■ **WHAT IS NEEDED**
Copy each of the entries below faithfully, setting aside any pictures.

■ **PROVIDED MATERIAL**

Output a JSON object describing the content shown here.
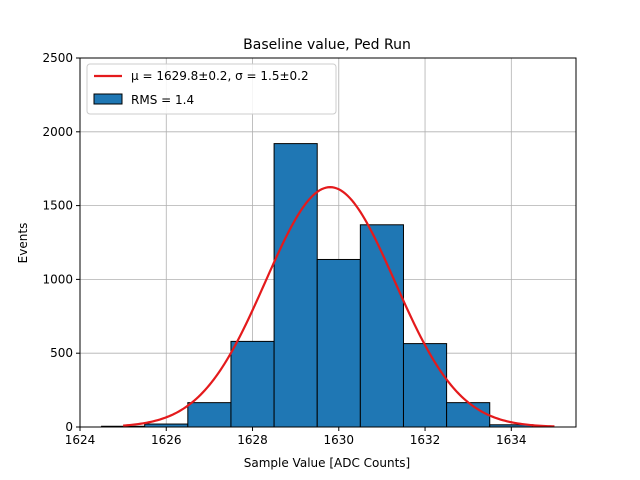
{
  "chart_data": {
    "type": "bar",
    "title": "Baseline value, Ped Run",
    "xlabel": "Sample Value [ADC Counts]",
    "ylabel": "Events",
    "xlim": [
      1624,
      1635.5
    ],
    "ylim": [
      0,
      2500
    ],
    "xticks": [
      1624,
      1626,
      1628,
      1630,
      1632,
      1634
    ],
    "yticks": [
      0,
      500,
      1000,
      1500,
      2000,
      2500
    ],
    "grid": true,
    "legend_position": "top-left",
    "histogram": {
      "name": "RMS = 1.4",
      "color": "#1f77b4",
      "edgecolor": "#000000",
      "bins": [
        {
          "x0": 1624.5,
          "x1": 1625.5,
          "value": 5
        },
        {
          "x0": 1625.5,
          "x1": 1626.5,
          "value": 20
        },
        {
          "x0": 1626.5,
          "x1": 1627.5,
          "value": 165
        },
        {
          "x0": 1627.5,
          "x1": 1628.5,
          "value": 580
        },
        {
          "x0": 1628.5,
          "x1": 1629.5,
          "value": 1920
        },
        {
          "x0": 1629.5,
          "x1": 1630.5,
          "value": 1135
        },
        {
          "x0": 1630.5,
          "x1": 1631.5,
          "value": 1370
        },
        {
          "x0": 1631.5,
          "x1": 1632.5,
          "value": 565
        },
        {
          "x0": 1632.5,
          "x1": 1633.5,
          "value": 165
        },
        {
          "x0": 1633.5,
          "x1": 1634.5,
          "value": 15
        }
      ]
    },
    "fit": {
      "name": "μ = 1629.8±0.2, σ = 1.5±0.2",
      "color": "#e41a1c",
      "mu": 1629.8,
      "sigma": 1.5,
      "amplitude": 1625,
      "x_range": [
        1625,
        1635
      ]
    }
  }
}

■ **REPLY TO THE EXERCISE**
Output a JSON object describing the content shown here.
{
  "chart_data": {
    "type": "bar",
    "title": "Baseline value, Ped Run",
    "xlabel": "Sample Value [ADC Counts]",
    "ylabel": "Events",
    "xlim": [
      1624,
      1635.5
    ],
    "ylim": [
      0,
      2500
    ],
    "xticks": [
      1624,
      1626,
      1628,
      1630,
      1632,
      1634
    ],
    "yticks": [
      0,
      500,
      1000,
      1500,
      2000,
      2500
    ],
    "grid": true,
    "legend_position": "top-left",
    "histogram": {
      "name": "RMS = 1.4",
      "color": "#1f77b4",
      "edgecolor": "#000000",
      "bins": [
        {
          "x0": 1624.5,
          "x1": 1625.5,
          "value": 5
        },
        {
          "x0": 1625.5,
          "x1": 1626.5,
          "value": 20
        },
        {
          "x0": 1626.5,
          "x1": 1627.5,
          "value": 165
        },
        {
          "x0": 1627.5,
          "x1": 1628.5,
          "value": 580
        },
        {
          "x0": 1628.5,
          "x1": 1629.5,
          "value": 1920
        },
        {
          "x0": 1629.5,
          "x1": 1630.5,
          "value": 1135
        },
        {
          "x0": 1630.5,
          "x1": 1631.5,
          "value": 1370
        },
        {
          "x0": 1631.5,
          "x1": 1632.5,
          "value": 565
        },
        {
          "x0": 1632.5,
          "x1": 1633.5,
          "value": 165
        },
        {
          "x0": 1633.5,
          "x1": 1634.5,
          "value": 15
        }
      ]
    },
    "fit": {
      "name": "μ = 1629.8±0.2, σ = 1.5±0.2",
      "color": "#e41a1c",
      "mu": 1629.8,
      "sigma": 1.5,
      "amplitude": 1625,
      "x_range": [
        1625,
        1635
      ]
    }
  }
}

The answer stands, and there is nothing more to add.